Data extracted from a collection

%%

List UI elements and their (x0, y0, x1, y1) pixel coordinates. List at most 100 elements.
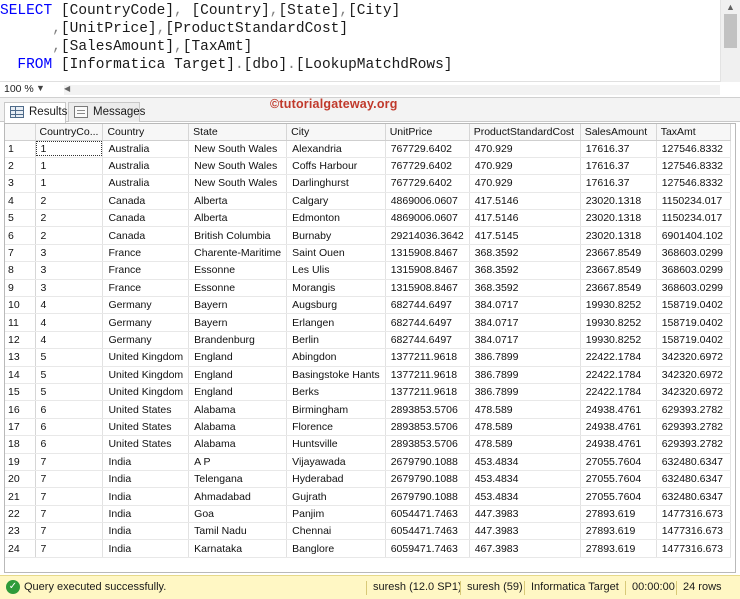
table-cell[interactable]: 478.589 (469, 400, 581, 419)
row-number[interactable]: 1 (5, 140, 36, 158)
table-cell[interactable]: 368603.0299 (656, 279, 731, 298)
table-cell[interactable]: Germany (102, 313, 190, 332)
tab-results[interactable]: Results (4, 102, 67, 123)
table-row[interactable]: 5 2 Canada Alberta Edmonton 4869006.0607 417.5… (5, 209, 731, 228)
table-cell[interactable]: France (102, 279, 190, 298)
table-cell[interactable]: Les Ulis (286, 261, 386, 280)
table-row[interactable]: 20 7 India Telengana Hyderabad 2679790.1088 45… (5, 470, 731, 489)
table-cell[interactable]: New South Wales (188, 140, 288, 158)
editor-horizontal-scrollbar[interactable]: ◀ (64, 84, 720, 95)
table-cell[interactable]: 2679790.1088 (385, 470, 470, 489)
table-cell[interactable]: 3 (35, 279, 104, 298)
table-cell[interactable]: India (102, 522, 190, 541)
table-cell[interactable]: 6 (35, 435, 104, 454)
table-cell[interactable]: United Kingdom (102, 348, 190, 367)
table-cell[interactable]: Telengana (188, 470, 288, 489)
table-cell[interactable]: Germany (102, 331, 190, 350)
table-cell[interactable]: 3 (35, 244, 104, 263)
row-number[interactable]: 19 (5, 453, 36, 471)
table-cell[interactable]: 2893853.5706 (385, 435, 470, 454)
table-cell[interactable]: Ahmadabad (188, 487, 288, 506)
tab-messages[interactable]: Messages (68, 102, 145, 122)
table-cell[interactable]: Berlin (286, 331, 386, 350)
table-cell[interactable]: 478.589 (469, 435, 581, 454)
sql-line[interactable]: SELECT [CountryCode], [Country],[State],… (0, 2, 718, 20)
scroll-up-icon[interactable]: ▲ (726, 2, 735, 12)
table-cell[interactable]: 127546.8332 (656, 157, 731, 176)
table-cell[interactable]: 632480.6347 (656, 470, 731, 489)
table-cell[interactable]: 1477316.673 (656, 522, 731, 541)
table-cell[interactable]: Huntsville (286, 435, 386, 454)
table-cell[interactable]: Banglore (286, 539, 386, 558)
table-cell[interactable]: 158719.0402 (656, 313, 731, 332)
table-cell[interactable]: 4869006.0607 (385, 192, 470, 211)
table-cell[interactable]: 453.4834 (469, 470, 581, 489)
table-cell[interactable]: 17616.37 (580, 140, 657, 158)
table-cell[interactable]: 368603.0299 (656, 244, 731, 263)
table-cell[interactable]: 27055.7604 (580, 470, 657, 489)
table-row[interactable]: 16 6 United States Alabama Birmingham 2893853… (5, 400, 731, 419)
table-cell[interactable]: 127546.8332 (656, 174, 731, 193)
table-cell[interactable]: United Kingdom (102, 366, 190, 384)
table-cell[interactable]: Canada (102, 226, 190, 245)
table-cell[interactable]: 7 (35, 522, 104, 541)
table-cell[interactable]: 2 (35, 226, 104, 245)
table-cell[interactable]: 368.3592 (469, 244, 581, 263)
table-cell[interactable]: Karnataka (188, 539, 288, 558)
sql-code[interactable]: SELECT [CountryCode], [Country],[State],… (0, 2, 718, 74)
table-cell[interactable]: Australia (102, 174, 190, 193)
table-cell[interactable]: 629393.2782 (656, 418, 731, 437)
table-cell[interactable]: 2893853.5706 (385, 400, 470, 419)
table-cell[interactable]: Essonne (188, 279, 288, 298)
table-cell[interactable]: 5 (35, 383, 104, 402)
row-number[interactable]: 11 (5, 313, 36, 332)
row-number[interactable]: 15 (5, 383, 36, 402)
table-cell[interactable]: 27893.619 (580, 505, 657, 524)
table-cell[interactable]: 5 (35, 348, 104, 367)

%%

Required work
Identify every line in the rows above that contains the string "Canada", and copy each of those lines.

Answer in full
table-row[interactable]: 5 2 Canada Alberta Edmonton 4869006.0607 417.5… (5, 209, 731, 228)
table-cell[interactable]: Canada (102, 226, 190, 245)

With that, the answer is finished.